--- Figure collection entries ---
•••
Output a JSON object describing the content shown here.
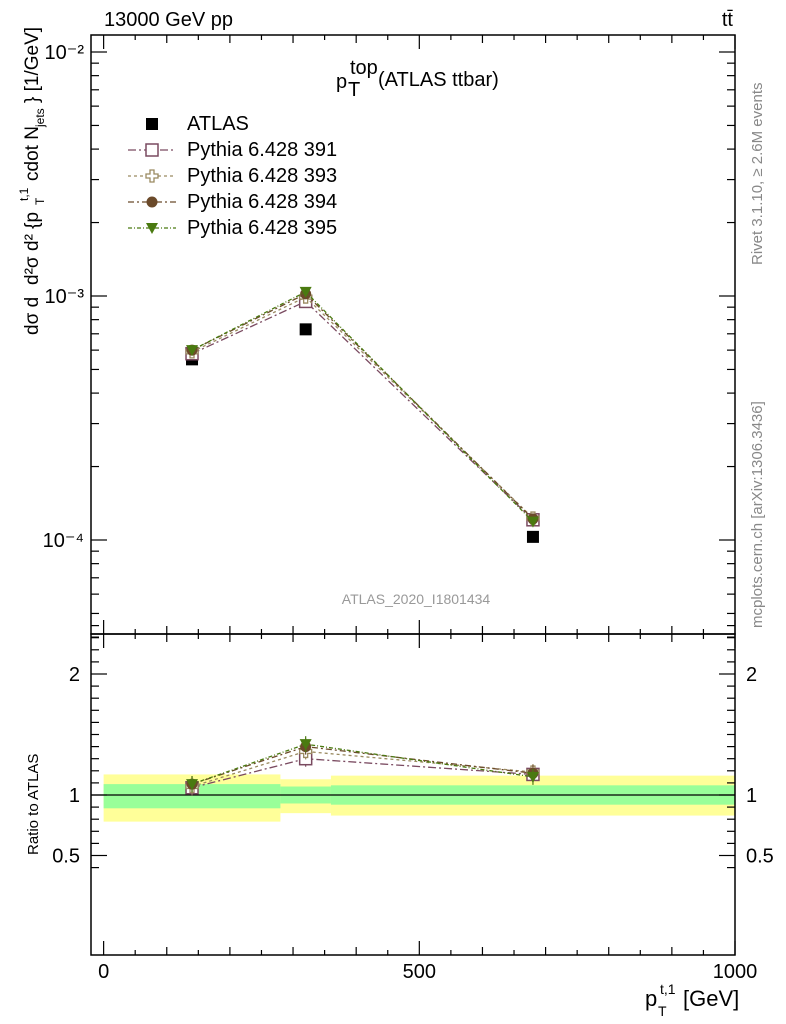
{
  "header": {
    "beam": "13000 GeV pp",
    "process": "tt̄"
  },
  "side_labels": {
    "rivet": "Rivet 3.1.10, ≥ 2.6M events",
    "mcplots": "mcplots.cern.ch [arXiv:1306.3436]"
  },
  "analysis_tag": "ATLAS_2020_I1801434",
  "plot_title": {
    "main": "p",
    "sub": "T",
    "sup": "top",
    "tail": "(ATLAS ttbar)"
  },
  "y_axis_label": "d²σ/d²{p_T^{t,1} cdot N_jets} [1/GeV] (1/σ normalised)",
  "ratio_ylabel": "Ratio to ATLAS",
  "x_axis_label": {
    "main": "p",
    "sub": "T",
    "sup": "t,1",
    "unit": "[GeV]"
  },
  "legend": [
    {
      "name": "ATLAS",
      "marker": "filled-square",
      "color": "#000000"
    },
    {
      "name": "Pythia 6.428 391",
      "marker": "open-square",
      "color": "#7a4a60"
    },
    {
      "name": "Pythia 6.428 393",
      "marker": "open-cross",
      "color": "#9a8a60"
    },
    {
      "name": "Pythia 6.428 394",
      "marker": "filled-circle",
      "color": "#6b4a2a"
    },
    {
      "name": "Pythia 6.428 395",
      "marker": "filled-triangle",
      "color": "#4a7a10"
    }
  ],
  "chart_data": [
    {
      "type": "line",
      "title": "p_T^top (ATLAS ttbar)",
      "xlabel": "p_T^{t,1} [GeV]",
      "ylabel": "d²σ/d²{p_T^{t,1} cdot N_jets} [1/GeV]",
      "xlim": [
        -20,
        1000
      ],
      "ylim": [
        4e-05,
        0.012
      ],
      "y_scale": "log",
      "x_ticks": [
        0,
        500,
        1000
      ],
      "y_tick_labels": [
        "10⁻⁴",
        "10⁻³",
        "10⁻²"
      ],
      "x": [
        140,
        320,
        680
      ],
      "series": [
        {
          "name": "ATLAS",
          "values": [
            0.00055,
            0.00073,
            0.000103
          ]
        },
        {
          "name": "Pythia 6.428 391",
          "values": [
            0.00058,
            0.00095,
            0.000121
          ]
        },
        {
          "name": "Pythia 6.428 393",
          "values": [
            0.00059,
            0.00099,
            0.000123
          ]
        },
        {
          "name": "Pythia 6.428 394",
          "values": [
            0.0006,
            0.00102,
            0.000122
          ]
        },
        {
          "name": "Pythia 6.428 395",
          "values": [
            0.0006,
            0.00104,
            0.000119
          ]
        }
      ],
      "legend_position": "top-left"
    },
    {
      "type": "line",
      "ylabel": "Ratio to ATLAS",
      "xlabel": "p_T^{t,1} [GeV]",
      "xlim": [
        -20,
        1000
      ],
      "ylim": [
        0.35,
        2.5
      ],
      "y_ticks": [
        0.5,
        1,
        2
      ],
      "x": [
        140,
        320,
        680
      ],
      "reference_line": 1,
      "uncertainty_bins": [
        {
          "xlow": 0,
          "xhigh": 280,
          "green": [
            0.89,
            1.09
          ],
          "yellow": [
            0.78,
            1.17
          ]
        },
        {
          "xlow": 280,
          "xhigh": 360,
          "green": [
            0.93,
            1.07
          ],
          "yellow": [
            0.85,
            1.13
          ]
        },
        {
          "xlow": 360,
          "xhigh": 1000,
          "green": [
            0.92,
            1.08
          ],
          "yellow": [
            0.83,
            1.16
          ]
        }
      ],
      "series": [
        {
          "name": "Pythia 6.428 391",
          "values": [
            1.06,
            1.3,
            1.17
          ]
        },
        {
          "name": "Pythia 6.428 393",
          "values": [
            1.07,
            1.36,
            1.19
          ]
        },
        {
          "name": "Pythia 6.428 394",
          "values": [
            1.09,
            1.4,
            1.18
          ]
        },
        {
          "name": "Pythia 6.428 395",
          "values": [
            1.09,
            1.42,
            1.15
          ]
        }
      ]
    }
  ]
}
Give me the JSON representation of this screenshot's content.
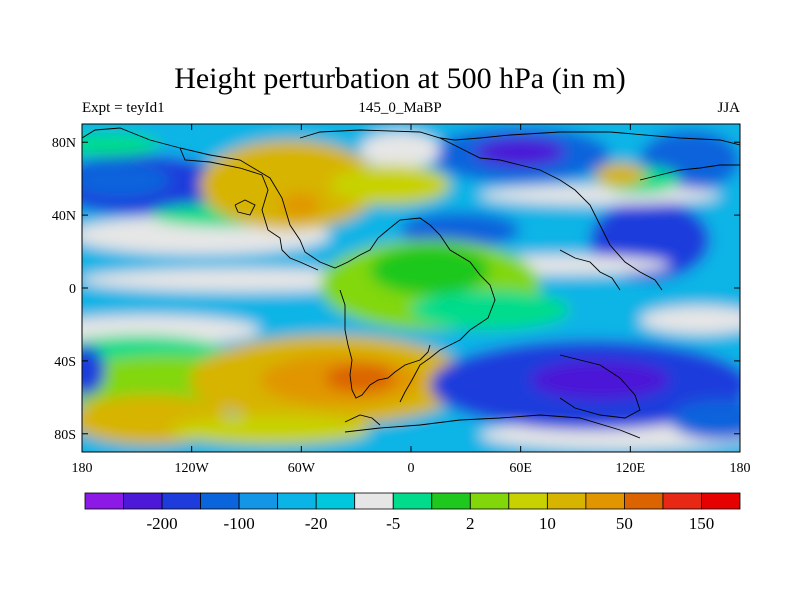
{
  "title": "Height perturbation at 500 hPa (in m)",
  "subtitle_left": "Expt = teyId1",
  "subtitle_center": "145_0_MaBP",
  "subtitle_right": "JJA",
  "axes": {
    "x_ticks": [
      {
        "value": -180,
        "label": "180"
      },
      {
        "value": -120,
        "label": "120W"
      },
      {
        "value": -60,
        "label": "60W"
      },
      {
        "value": 0,
        "label": "0"
      },
      {
        "value": 60,
        "label": "60E"
      },
      {
        "value": 120,
        "label": "120E"
      },
      {
        "value": 180,
        "label": "180"
      }
    ],
    "y_ticks": [
      {
        "value": 80,
        "label": "80N"
      },
      {
        "value": 40,
        "label": "40N"
      },
      {
        "value": 0,
        "label": "0"
      },
      {
        "value": -40,
        "label": "40S"
      },
      {
        "value": -80,
        "label": "80S"
      }
    ],
    "lon_range": [
      -180,
      180
    ],
    "lat_range": [
      -90,
      90
    ]
  },
  "colorbar": {
    "colors": [
      "#8c19e6",
      "#4b19d7",
      "#1e3cdc",
      "#0a64dc",
      "#1496e6",
      "#0ab4e6",
      "#00c8dc",
      "#e6e6e6",
      "#00dc8c",
      "#1ec81e",
      "#82d70a",
      "#c8d200",
      "#d7b400",
      "#e19600",
      "#dc6400",
      "#e62814",
      "#e60000"
    ],
    "labels": [
      {
        "after_index": 1,
        "text": "-200"
      },
      {
        "after_index": 3,
        "text": "-100"
      },
      {
        "after_index": 5,
        "text": "-20"
      },
      {
        "after_index": 7,
        "text": "-5"
      },
      {
        "after_index": 9,
        "text": "2"
      },
      {
        "after_index": 11,
        "text": "10"
      },
      {
        "after_index": 13,
        "text": "50"
      },
      {
        "after_index": 15,
        "text": "150"
      }
    ]
  }
}
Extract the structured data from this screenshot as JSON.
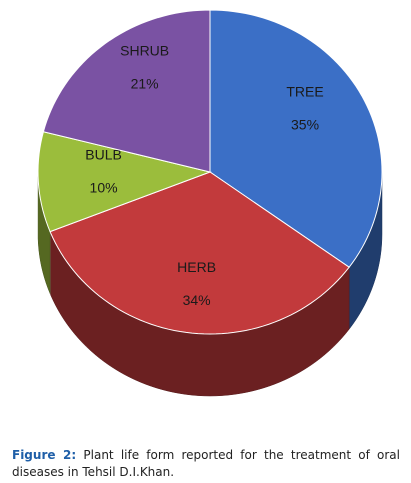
•••
--- WORK INSTRUCTIONS ---
Leave the images out, please, and restate each line word for word.

--- EXERCISE ANSWER ---
Output a JSON object describing the content shown here.
{
  "header": {
    "beam": "13000 GeV pp",
    "process": "tt̄"
  },
  "side_labels": {
    "rivet": "Rivet 3.1.10, ≥ 2.6M events",
    "mcplots": "mcplots.cern.ch [arXiv:1306.3436]"
  },
  "analysis_tag": "ATLAS_2020_I1801434",
  "plot_title": {
    "main": "p",
    "sub": "T",
    "sup": "top",
    "tail": "(ATLAS ttbar)"
  },
  "y_axis_label": "d²σ/d²{p_T^{t,1} cdot N_jets} [1/GeV] (1/σ normalised)",
  "ratio_ylabel": "Ratio to ATLAS",
  "x_axis_label": {
    "main": "p",
    "sub": "T",
    "sup": "t,1",
    "unit": "[GeV]"
  },
  "legend": [
    {
      "name": "ATLAS",
      "marker": "filled-square",
      "color": "#000000"
    },
    {
      "name": "Pythia 6.428 391",
      "marker": "open-square",
      "color": "#7a4a60"
    },
    {
      "name": "Pythia 6.428 393",
      "marker": "open-cross",
      "color": "#9a8a60"
    },
    {
      "name": "Pythia 6.428 394",
      "marker": "filled-circle",
      "color": "#6b4a2a"
    },
    {
      "name": "Pythia 6.428 395",
      "marker": "filled-triangle",
      "color": "#4a7a10"
    }
  ],
  "chart_data": [
    {
      "type": "line",
      "title": "p_T^top (ATLAS ttbar)",
      "xlabel": "p_T^{t,1} [GeV]",
      "ylabel": "d²σ/d²{p_T^{t,1} cdot N_jets} [1/GeV]",
      "xlim": [
        -20,
        1000
      ],
      "ylim": [
        4e-05,
        0.012
      ],
      "y_scale": "log",
      "x_ticks": [
        0,
        500,
        1000
      ],
      "y_tick_labels": [
        "10⁻⁴",
        "10⁻³",
        "10⁻²"
      ],
      "x": [
        140,
        320,
        680
      ],
      "series": [
        {
          "name": "ATLAS",
          "values": [
            0.00055,
            0.00073,
            0.000103
          ]
        },
        {
          "name": "Pythia 6.428 391",
          "values": [
            0.00058,
            0.00095,
            0.000121
          ]
        },
        {
          "name": "Pythia 6.428 393",
          "values": [
            0.00059,
            0.00099,
            0.000123
          ]
        },
        {
          "name": "Pythia 6.428 394",
          "values": [
            0.0006,
            0.00102,
            0.000122
          ]
        },
        {
          "name": "Pythia 6.428 395",
          "values": [
            0.0006,
            0.00104,
            0.000119
          ]
        }
      ],
      "legend_position": "top-left"
    },
    {
      "type": "line",
      "ylabel": "Ratio to ATLAS",
      "xlabel": "p_T^{t,1} [GeV]",
      "xlim": [
        -20,
        1000
      ],
      "ylim": [
        0.35,
        2.5
      ],
      "y_ticks": [
        0.5,
        1,
        2
      ],
      "x": [
        140,
        320,
        680
      ],
      "reference_line": 1,
      "uncertainty_bins": [
        {
          "xlow": 0,
          "xhigh": 280,
          "green": [
            0.89,
            1.09
          ],
          "yellow": [
            0.78,
            1.17
          ]
        },
        {
          "xlow": 280,
          "xhigh": 360,
          "green": [
            0.93,
            1.07
          ],
          "yellow": [
            0.85,
            1.13
          ]
        },
        {
          "xlow": 360,
          "xhigh": 1000,
          "green": [
            0.92,
            1.08
          ],
          "yellow": [
            0.83,
            1.16
          ]
        }
      ],
      "series": [
        {
          "name": "Pythia 6.428 391",
          "values": [
            1.06,
            1.3,
            1.17
          ]
        },
        {
          "name": "Pythia 6.428 393",
          "values": [
            1.07,
            1.36,
            1.19
          ]
        },
        {
          "name": "Pythia 6.428 394",
          "values": [
            1.09,
            1.4,
            1.18
          ]
        },
        {
          "name": "Pythia 6.428 395",
          "values": [
            1.09,
            1.42,
            1.15
          ]
        }
      ]
    }
  ]
}
Give me the JSON representation of this screenshot's content.
{
  "title": "Height perturbation at 500 hPa (in m)",
  "subtitle_left": "Expt = teyId1",
  "subtitle_center": "145_0_MaBP",
  "subtitle_right": "JJA",
  "axes": {
    "x_ticks": [
      {
        "value": -180,
        "label": "180"
      },
      {
        "value": -120,
        "label": "120W"
      },
      {
        "value": -60,
        "label": "60W"
      },
      {
        "value": 0,
        "label": "0"
      },
      {
        "value": 60,
        "label": "60E"
      },
      {
        "value": 120,
        "label": "120E"
      },
      {
        "value": 180,
        "label": "180"
      }
    ],
    "y_ticks": [
      {
        "value": 80,
        "label": "80N"
      },
      {
        "value": 40,
        "label": "40N"
      },
      {
        "value": 0,
        "label": "0"
      },
      {
        "value": -40,
        "label": "40S"
      },
      {
        "value": -80,
        "label": "80S"
      }
    ],
    "lon_range": [
      -180,
      180
    ],
    "lat_range": [
      -90,
      90
    ]
  },
  "colorbar": {
    "colors": [
      "#8c19e6",
      "#4b19d7",
      "#1e3cdc",
      "#0a64dc",
      "#1496e6",
      "#0ab4e6",
      "#00c8dc",
      "#e6e6e6",
      "#00dc8c",
      "#1ec81e",
      "#82d70a",
      "#c8d200",
      "#d7b400",
      "#e19600",
      "#dc6400",
      "#e62814",
      "#e60000"
    ],
    "labels": [
      {
        "after_index": 1,
        "text": "-200"
      },
      {
        "after_index": 3,
        "text": "-100"
      },
      {
        "after_index": 5,
        "text": "-20"
      },
      {
        "after_index": 7,
        "text": "-5"
      },
      {
        "after_index": 9,
        "text": "2"
      },
      {
        "after_index": 11,
        "text": "10"
      },
      {
        "after_index": 13,
        "text": "50"
      },
      {
        "after_index": 15,
        "text": "150"
      }
    ]
  }
}
Extract the structured data from this screenshot as JSON.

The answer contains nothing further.